REQUEST:
From the listing below, copy every line with the word "Physical".

Data listing:
══════════════════════════════

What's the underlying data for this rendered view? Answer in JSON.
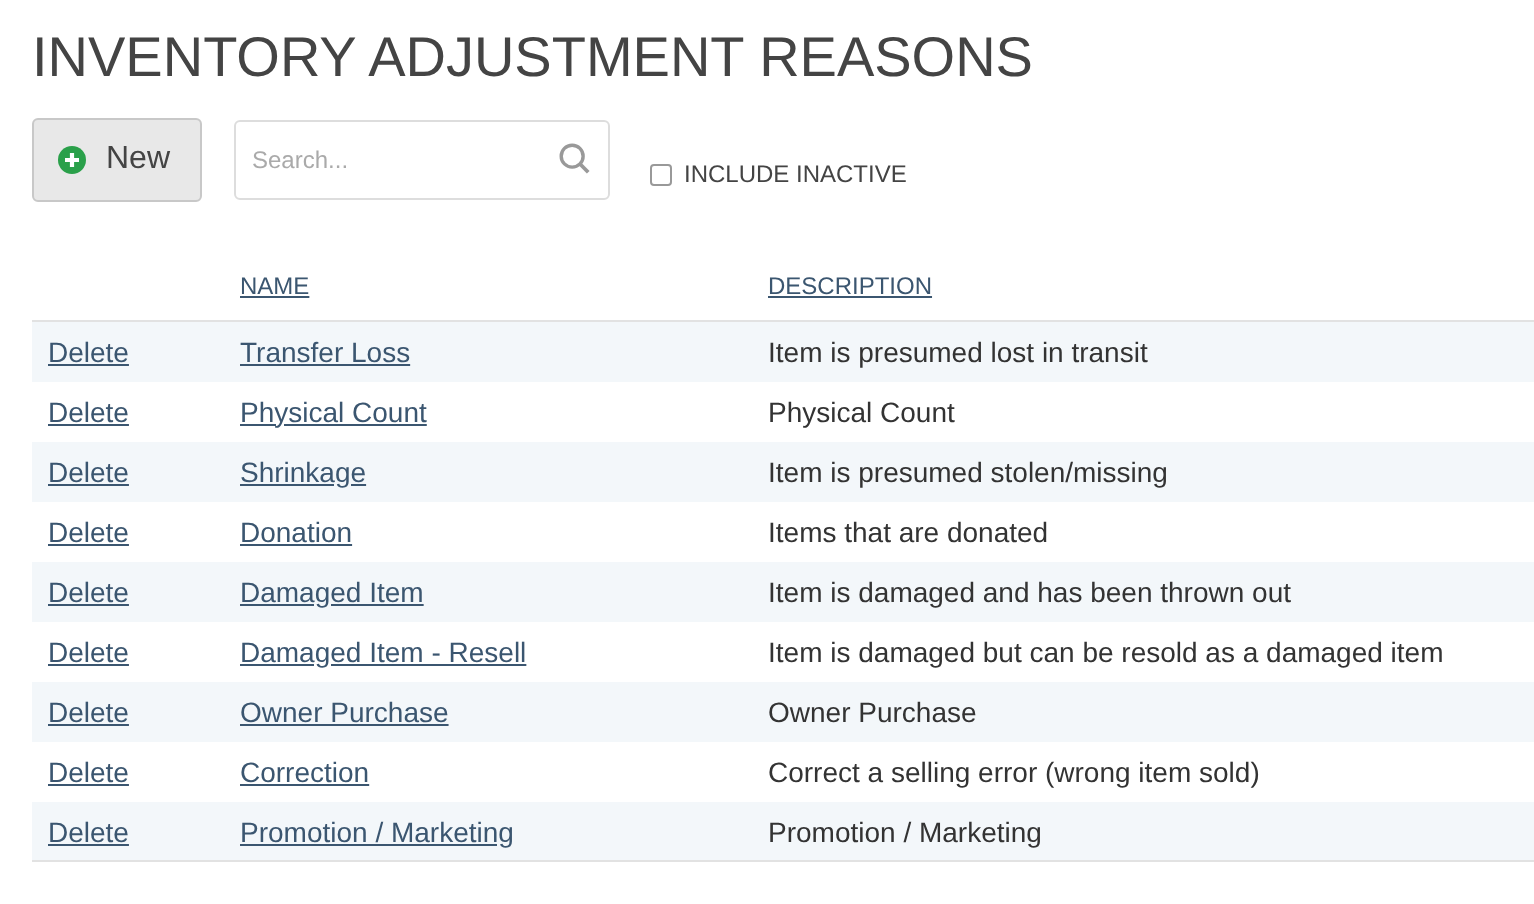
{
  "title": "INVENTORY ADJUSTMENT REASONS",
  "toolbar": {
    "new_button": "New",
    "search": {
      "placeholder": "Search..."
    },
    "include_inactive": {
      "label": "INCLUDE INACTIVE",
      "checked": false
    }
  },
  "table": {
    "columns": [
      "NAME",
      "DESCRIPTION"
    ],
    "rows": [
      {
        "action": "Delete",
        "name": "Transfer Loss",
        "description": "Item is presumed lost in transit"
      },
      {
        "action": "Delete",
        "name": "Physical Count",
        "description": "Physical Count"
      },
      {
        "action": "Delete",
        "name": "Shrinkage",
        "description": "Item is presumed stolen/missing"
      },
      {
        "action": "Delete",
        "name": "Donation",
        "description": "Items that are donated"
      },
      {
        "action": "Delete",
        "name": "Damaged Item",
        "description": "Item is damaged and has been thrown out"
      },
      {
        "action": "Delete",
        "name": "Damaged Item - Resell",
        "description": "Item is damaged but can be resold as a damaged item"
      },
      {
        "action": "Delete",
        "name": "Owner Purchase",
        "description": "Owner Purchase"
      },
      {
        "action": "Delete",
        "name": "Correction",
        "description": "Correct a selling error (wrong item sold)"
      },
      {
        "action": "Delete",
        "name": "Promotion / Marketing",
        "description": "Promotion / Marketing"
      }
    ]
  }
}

══════════════════════════════

OUTPUT FOR THIS EXERCISE:
        "name": "Physical Count",
        "description": "Physical Count"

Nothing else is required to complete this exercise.